> _Passage_:
Reciprocity - by Groff Schroeder

Treat others as you would have them treat you.  Apparently predating modern religion, the Ancient Greek ethic of reciprocity is the mutual and cooperative exchange of favors, rights or privileges.  From Brahmanism to Zoroastrianism, virtually every system of morality ever conceived shares the basic ideal also known as “the golden rule.” 

 

This beautiful founding moral precept simplifies sometimes-complex moral dilemmas.  If you would not want others to lie to you, do not lie to others.  If you would not want your government to advance a religion in which you do not believe, do not work to advance your religion through government.  Just as personal morality and reciprocity should prevent minor immoral acts, they should also thwart immorality’s most infamous act, killing a human being.  Therefore, one might expect the ethic of reciprocity to avert war and its unethical sequelae such as profiteering and torture.

> _Work task_:
Sum up the reciprocity essay above in two sentences.

(Collected data entries)
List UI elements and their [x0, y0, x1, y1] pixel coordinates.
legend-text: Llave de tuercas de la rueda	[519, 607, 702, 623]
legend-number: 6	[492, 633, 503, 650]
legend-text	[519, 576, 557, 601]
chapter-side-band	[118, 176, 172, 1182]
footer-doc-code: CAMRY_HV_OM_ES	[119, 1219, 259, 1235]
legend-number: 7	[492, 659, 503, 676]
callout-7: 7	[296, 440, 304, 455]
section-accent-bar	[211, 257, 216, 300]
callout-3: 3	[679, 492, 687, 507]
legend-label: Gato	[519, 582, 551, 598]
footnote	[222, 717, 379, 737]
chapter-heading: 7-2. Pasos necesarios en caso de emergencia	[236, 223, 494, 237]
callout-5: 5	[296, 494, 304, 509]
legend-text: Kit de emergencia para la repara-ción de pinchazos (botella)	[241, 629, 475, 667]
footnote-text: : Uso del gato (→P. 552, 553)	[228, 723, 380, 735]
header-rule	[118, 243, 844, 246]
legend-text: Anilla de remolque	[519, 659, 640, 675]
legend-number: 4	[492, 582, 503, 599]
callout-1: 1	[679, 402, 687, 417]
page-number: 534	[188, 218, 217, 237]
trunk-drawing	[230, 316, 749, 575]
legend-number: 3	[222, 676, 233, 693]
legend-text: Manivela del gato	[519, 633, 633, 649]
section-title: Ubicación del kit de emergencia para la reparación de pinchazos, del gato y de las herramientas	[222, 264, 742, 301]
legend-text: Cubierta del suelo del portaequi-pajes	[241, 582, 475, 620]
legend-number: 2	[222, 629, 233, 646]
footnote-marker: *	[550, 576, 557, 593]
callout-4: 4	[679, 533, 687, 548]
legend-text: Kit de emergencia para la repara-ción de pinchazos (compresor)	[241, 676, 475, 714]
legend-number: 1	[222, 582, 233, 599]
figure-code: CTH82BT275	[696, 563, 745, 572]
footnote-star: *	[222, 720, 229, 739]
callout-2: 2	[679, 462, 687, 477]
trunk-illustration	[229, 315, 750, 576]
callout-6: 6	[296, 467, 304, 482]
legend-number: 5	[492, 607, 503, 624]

> _Exercise solution_:
The ethic of reciprocity, also known as "the golden rule," means treating others as you would have them treat you. Virtually every system of morality shares it, and because it simplifies moral dilemmas and should prevent killing a human being, one might expect it to avert war and its unethical sequelae such as profiteering and torture.